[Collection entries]
○ ○ ○ ○
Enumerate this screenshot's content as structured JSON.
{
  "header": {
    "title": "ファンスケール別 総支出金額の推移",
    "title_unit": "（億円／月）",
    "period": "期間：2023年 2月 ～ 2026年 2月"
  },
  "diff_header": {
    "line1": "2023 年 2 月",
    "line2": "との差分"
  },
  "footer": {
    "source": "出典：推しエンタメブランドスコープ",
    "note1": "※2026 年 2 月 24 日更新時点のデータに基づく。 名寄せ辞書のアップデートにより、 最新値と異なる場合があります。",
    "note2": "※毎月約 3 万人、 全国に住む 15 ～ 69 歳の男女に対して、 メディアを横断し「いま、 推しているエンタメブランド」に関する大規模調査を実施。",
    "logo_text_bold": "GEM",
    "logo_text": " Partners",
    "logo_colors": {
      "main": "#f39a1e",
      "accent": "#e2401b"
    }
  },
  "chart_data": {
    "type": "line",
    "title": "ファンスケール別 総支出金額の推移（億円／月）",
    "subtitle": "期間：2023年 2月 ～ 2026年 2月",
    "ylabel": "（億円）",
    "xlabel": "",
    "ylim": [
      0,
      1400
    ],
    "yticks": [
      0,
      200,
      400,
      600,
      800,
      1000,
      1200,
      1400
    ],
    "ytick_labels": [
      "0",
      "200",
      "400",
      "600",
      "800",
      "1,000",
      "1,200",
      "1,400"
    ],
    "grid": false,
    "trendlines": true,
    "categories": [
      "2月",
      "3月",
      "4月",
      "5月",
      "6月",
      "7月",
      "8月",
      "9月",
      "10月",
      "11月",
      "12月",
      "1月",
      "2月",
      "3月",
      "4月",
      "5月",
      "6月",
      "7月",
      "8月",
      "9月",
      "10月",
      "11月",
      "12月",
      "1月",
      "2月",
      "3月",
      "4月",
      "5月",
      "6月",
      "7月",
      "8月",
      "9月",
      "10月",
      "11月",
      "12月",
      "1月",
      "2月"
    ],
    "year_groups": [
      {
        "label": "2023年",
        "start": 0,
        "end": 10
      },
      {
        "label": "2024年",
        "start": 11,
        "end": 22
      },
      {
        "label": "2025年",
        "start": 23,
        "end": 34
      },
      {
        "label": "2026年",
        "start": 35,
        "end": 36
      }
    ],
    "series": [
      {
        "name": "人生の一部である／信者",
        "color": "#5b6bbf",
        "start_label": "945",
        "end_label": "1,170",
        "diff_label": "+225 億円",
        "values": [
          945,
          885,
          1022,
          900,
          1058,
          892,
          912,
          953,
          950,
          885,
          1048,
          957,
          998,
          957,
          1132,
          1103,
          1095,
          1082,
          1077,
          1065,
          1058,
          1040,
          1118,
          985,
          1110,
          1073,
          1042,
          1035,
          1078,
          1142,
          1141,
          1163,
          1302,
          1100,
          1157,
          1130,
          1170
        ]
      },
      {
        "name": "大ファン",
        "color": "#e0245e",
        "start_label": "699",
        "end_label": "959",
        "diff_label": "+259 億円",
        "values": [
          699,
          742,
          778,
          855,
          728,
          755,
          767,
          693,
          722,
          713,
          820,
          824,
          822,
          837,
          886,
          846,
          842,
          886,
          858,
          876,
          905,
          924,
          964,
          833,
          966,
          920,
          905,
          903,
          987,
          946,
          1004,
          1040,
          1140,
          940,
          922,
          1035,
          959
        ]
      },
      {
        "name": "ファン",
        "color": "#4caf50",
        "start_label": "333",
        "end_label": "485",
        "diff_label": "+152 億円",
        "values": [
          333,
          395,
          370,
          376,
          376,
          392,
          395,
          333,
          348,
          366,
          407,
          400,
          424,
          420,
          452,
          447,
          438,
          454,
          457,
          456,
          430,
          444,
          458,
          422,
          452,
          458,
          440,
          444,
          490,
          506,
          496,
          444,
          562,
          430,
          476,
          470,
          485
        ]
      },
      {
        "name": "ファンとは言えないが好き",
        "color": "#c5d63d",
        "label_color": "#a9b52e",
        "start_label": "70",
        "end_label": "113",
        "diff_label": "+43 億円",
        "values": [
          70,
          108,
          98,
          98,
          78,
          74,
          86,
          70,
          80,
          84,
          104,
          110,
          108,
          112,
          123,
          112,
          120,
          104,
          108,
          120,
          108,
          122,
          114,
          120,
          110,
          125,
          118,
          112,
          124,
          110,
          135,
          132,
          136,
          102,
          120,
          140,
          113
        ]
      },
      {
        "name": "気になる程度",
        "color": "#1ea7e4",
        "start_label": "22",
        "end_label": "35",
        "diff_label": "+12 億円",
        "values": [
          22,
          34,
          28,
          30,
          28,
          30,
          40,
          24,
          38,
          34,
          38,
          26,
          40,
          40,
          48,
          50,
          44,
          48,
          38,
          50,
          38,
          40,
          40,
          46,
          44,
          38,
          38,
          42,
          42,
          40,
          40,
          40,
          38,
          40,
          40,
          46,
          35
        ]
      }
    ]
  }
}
○ ○ ○ ○
### GOAL
Give the number of lines in the records above that contain the word "総支出金額の推移". Reply with that number alone.

### FULL RESPONSE
2